▶ _Rows_

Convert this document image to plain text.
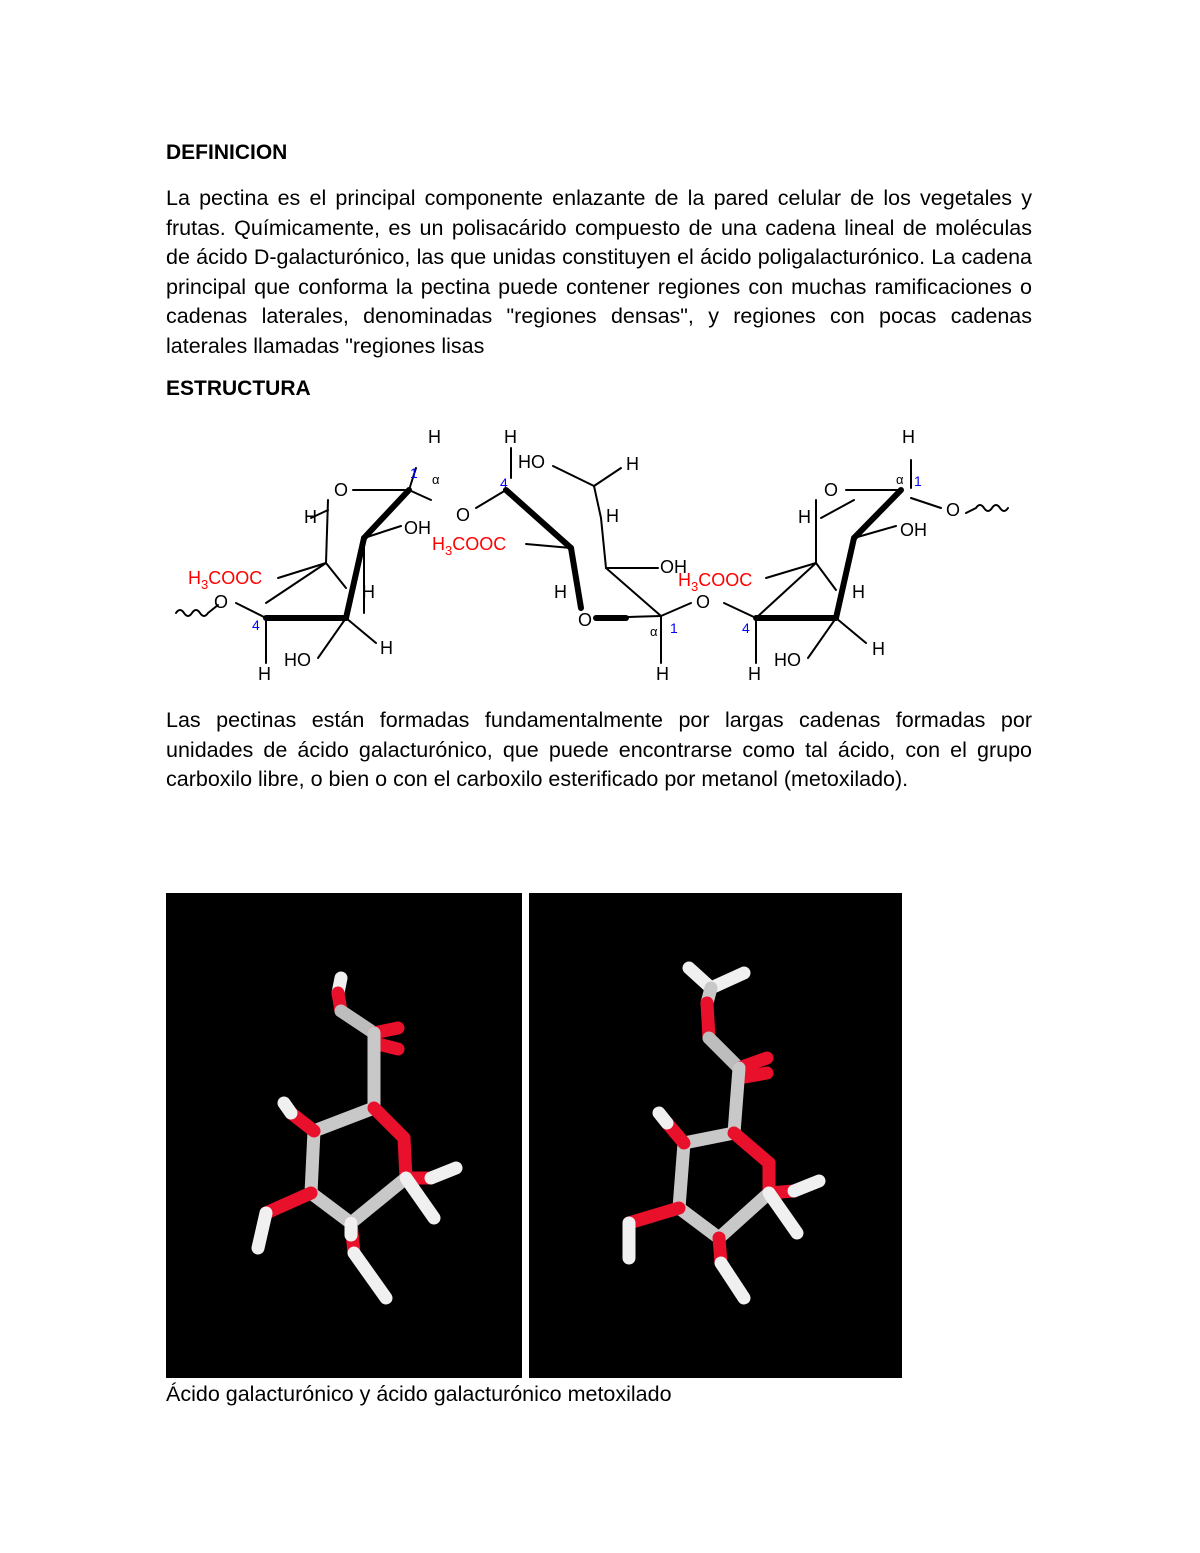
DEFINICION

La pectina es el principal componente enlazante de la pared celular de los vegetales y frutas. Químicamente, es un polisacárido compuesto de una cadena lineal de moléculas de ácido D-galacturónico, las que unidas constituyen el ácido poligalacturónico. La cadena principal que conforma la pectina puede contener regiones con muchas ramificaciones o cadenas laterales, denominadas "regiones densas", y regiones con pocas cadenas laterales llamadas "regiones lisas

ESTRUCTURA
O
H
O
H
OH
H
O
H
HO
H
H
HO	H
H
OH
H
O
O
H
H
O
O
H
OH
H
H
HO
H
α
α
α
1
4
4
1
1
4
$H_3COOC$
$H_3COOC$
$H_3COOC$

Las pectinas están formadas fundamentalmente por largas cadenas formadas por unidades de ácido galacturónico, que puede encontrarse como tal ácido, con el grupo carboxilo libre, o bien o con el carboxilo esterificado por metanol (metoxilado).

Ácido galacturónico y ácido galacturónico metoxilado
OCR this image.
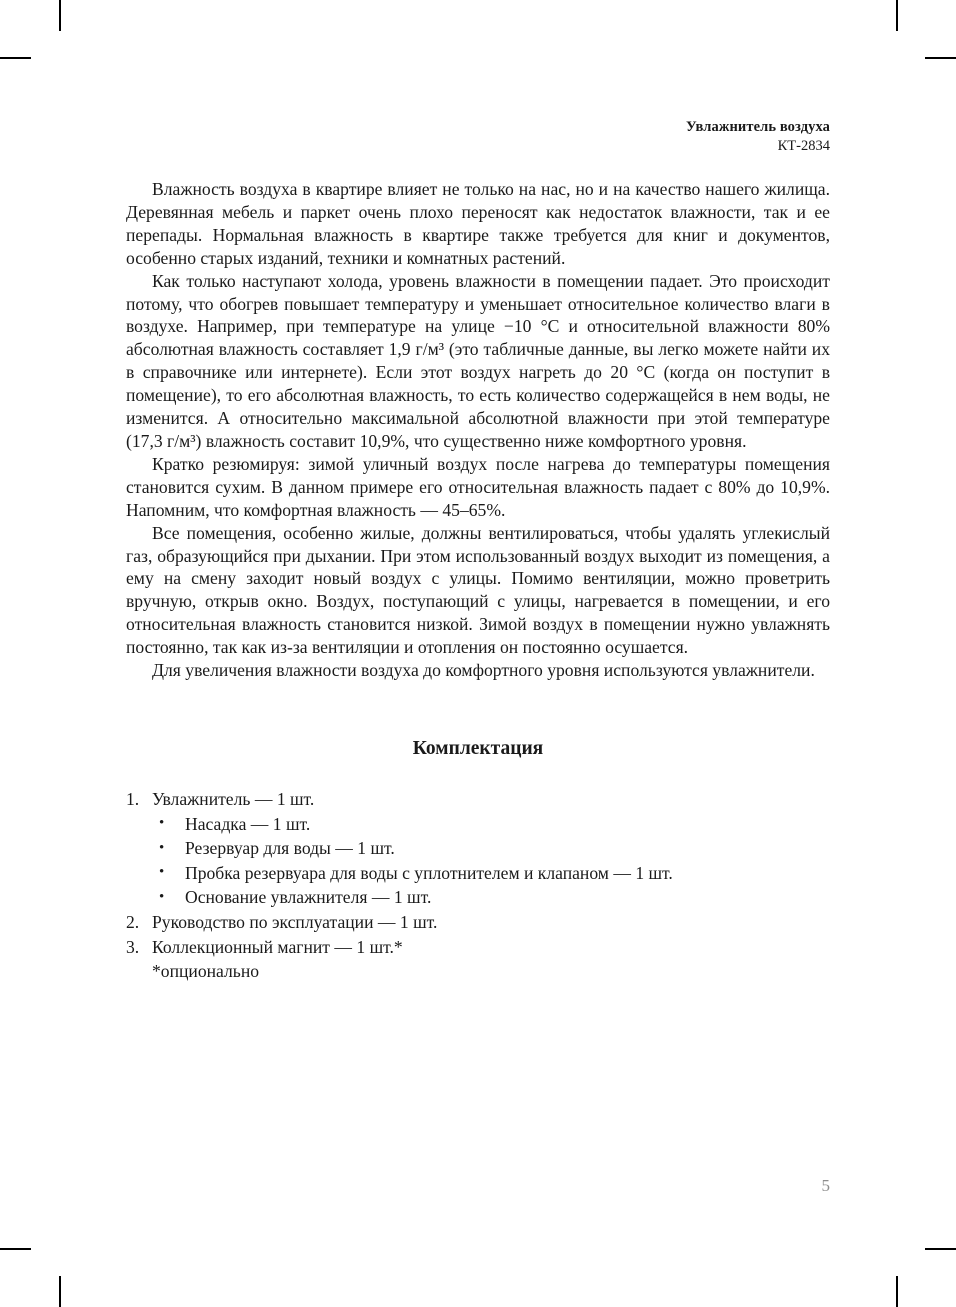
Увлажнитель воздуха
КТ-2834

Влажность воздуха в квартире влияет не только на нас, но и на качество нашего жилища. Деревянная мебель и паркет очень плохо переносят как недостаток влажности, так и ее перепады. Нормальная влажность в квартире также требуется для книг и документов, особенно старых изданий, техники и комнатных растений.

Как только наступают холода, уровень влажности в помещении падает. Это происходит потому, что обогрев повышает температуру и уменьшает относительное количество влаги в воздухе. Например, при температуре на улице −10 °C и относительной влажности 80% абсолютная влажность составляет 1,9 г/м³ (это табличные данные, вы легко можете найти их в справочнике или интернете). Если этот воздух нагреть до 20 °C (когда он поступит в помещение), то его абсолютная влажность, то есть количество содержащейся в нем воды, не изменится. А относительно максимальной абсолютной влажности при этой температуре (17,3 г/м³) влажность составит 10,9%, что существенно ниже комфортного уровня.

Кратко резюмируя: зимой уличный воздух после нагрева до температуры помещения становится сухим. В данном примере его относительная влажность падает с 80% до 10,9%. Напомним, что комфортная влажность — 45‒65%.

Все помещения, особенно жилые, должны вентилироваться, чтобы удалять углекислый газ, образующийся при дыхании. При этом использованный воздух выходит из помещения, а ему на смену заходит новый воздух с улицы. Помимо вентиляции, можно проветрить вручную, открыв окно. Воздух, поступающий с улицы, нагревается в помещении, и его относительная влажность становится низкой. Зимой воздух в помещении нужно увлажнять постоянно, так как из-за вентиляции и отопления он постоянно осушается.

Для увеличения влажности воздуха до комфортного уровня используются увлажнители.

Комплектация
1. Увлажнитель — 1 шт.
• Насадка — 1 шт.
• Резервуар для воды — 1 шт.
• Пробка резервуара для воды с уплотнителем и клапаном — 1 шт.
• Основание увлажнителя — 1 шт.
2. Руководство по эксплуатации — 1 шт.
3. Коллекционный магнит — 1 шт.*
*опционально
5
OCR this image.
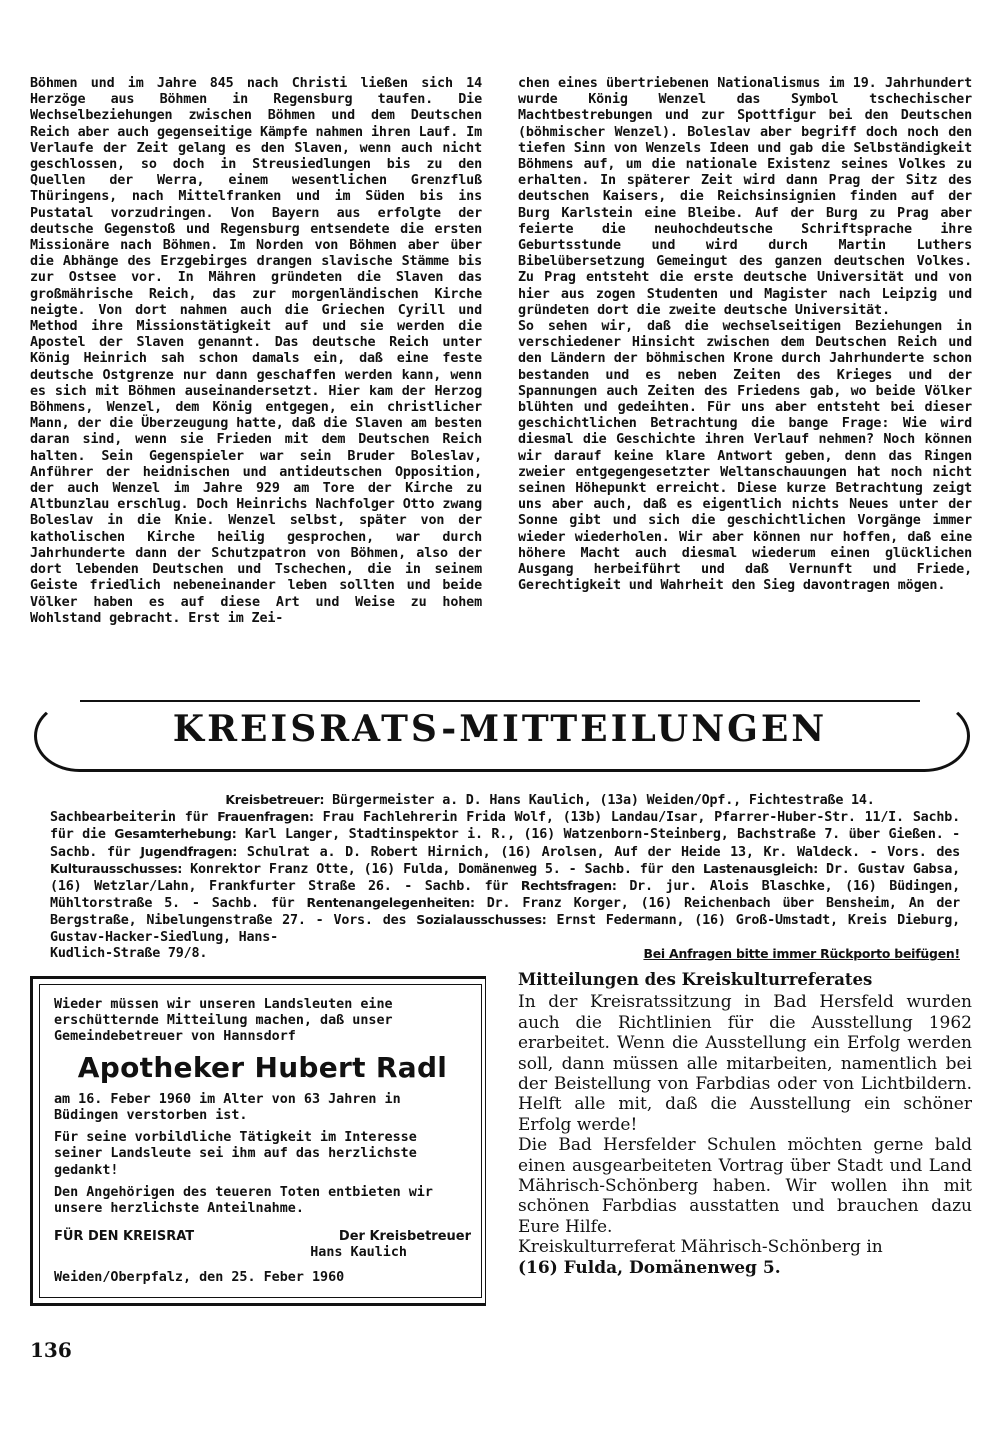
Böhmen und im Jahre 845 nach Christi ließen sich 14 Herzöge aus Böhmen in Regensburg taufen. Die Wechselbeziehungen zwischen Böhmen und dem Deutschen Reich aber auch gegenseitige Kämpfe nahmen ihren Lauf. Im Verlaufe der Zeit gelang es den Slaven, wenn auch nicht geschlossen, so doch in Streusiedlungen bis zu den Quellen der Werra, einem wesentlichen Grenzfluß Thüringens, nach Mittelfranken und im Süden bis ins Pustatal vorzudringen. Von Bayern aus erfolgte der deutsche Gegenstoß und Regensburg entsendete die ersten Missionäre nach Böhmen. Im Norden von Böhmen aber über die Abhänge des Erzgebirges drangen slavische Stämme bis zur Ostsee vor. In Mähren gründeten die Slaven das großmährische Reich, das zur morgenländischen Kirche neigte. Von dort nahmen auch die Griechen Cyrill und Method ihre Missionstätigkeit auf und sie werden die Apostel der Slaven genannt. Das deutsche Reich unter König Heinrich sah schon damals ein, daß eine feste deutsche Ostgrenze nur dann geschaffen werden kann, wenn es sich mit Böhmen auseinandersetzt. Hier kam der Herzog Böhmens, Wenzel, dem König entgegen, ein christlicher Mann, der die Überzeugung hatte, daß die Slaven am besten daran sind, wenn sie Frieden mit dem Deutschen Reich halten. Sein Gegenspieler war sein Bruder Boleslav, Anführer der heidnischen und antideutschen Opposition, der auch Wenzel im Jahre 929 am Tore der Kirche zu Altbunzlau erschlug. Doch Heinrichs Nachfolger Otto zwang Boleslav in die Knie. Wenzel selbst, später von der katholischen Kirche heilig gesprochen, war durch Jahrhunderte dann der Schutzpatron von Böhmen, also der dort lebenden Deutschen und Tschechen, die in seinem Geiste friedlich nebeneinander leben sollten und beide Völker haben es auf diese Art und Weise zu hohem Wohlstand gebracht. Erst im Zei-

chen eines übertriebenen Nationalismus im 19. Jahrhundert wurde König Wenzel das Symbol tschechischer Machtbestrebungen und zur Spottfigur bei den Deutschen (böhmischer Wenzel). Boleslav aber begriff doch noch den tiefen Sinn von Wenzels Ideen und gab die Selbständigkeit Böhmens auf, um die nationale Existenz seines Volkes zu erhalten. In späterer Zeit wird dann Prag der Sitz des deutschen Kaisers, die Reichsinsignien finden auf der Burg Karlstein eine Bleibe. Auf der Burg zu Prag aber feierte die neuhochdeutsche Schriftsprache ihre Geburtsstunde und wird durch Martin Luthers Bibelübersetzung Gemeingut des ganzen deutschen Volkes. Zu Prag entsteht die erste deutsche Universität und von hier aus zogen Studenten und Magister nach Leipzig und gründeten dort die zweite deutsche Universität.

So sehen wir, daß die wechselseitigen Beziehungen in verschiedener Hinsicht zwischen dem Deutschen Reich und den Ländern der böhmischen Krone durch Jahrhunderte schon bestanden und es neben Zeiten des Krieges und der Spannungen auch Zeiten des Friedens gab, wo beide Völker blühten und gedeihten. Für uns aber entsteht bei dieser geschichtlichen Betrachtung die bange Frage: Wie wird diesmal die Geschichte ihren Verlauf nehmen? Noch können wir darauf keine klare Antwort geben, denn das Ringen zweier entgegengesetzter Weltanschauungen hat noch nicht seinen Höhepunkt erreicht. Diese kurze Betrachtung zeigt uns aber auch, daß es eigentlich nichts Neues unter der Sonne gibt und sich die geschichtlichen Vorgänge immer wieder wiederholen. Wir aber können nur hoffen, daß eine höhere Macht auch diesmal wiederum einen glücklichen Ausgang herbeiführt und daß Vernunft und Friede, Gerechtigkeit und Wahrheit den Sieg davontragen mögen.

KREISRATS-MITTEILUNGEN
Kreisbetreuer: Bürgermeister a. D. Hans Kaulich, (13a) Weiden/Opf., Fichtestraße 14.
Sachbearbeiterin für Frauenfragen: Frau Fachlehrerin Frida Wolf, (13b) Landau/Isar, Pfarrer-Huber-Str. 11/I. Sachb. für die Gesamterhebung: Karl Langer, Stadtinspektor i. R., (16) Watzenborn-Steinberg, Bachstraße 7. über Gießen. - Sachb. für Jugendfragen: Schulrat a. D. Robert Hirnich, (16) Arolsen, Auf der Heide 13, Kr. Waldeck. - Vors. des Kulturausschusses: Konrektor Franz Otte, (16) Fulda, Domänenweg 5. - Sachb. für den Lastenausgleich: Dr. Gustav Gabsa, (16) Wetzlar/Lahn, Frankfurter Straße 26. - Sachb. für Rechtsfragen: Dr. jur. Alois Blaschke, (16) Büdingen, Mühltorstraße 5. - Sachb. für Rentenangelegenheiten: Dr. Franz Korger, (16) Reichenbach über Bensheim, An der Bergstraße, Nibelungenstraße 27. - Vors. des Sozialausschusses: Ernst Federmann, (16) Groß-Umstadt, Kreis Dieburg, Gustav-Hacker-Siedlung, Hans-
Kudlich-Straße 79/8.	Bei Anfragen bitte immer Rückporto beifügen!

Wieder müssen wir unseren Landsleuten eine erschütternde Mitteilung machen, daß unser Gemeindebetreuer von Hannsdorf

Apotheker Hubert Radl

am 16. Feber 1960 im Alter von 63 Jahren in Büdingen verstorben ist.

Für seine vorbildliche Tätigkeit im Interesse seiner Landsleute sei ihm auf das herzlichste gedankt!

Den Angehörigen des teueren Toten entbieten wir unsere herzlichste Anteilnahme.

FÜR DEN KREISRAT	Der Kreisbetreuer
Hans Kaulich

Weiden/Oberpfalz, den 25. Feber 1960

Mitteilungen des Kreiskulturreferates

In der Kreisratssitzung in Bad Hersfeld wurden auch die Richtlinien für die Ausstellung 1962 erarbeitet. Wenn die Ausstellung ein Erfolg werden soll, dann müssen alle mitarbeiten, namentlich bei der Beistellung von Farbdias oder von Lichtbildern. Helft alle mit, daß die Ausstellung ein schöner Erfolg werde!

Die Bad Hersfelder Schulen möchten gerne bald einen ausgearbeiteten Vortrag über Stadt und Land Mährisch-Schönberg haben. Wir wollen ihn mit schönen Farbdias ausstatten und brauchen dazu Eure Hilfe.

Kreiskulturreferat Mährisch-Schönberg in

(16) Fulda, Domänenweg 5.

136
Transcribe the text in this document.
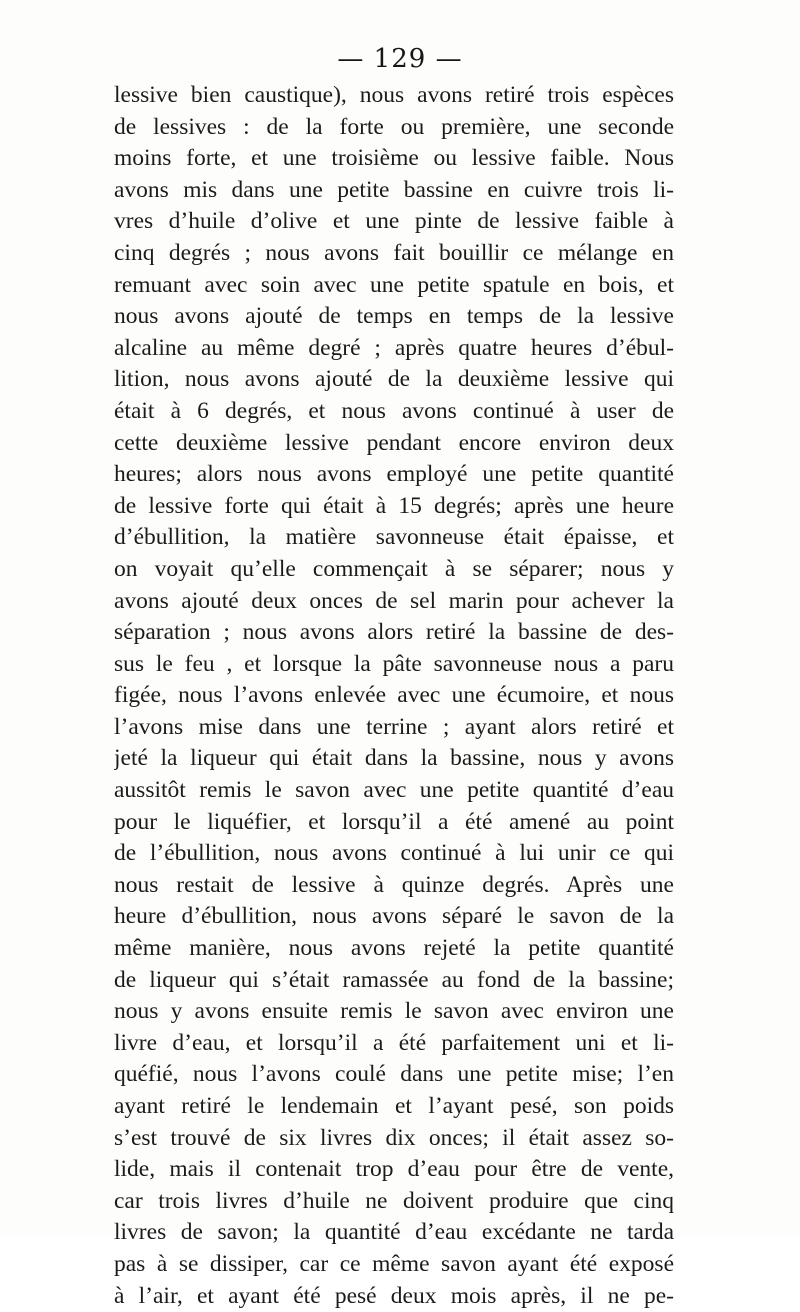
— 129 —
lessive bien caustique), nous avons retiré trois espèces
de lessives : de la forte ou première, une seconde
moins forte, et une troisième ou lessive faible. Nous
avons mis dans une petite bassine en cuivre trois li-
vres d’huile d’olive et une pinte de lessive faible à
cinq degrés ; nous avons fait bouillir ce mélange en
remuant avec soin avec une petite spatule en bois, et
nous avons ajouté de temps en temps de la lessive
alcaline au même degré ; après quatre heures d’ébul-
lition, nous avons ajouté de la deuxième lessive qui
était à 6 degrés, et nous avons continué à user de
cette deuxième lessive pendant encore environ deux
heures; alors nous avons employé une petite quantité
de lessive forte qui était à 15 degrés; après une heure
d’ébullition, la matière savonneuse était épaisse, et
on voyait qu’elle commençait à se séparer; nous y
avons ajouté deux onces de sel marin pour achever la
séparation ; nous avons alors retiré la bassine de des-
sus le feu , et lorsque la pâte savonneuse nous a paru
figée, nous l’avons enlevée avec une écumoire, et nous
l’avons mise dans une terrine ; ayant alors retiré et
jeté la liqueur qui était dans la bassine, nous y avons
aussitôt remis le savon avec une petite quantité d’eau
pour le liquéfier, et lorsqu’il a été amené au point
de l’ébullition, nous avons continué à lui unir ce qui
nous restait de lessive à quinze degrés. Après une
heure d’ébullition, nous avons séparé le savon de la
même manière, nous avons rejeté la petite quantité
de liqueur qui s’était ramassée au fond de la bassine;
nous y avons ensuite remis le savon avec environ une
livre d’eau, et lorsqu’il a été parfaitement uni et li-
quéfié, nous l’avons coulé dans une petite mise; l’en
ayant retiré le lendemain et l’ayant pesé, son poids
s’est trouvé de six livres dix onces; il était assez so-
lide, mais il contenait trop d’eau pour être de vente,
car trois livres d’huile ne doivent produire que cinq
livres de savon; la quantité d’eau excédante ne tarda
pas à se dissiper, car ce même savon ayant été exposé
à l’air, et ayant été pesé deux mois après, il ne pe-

▶ _What needs to be done_
Check each line above for "puede" and return the ones that have it.

▶ _The completed task_
La pectina es el principal componente enlazante de la pared celular de los vegetales y frutas. Químicamente, es un polisacárido compuesto de una cadena lineal de moléculas de ácido D-galacturónico, las que unidas constituyen el ácido poligalacturónico. La cadena principal que conforma la pectina puede contener regiones con muchas ramificaciones o cadenas laterales, denominadas "regiones densas", y regiones con pocas cadenas laterales llamadas "regiones lisas
Las pectinas están formadas fundamentalmente por largas cadenas formadas por unidades de ácido galacturónico, que puede encontrarse como tal ácido, con el grupo carboxilo libre, o bien o con el carboxilo esterificado por metanol (metoxilado).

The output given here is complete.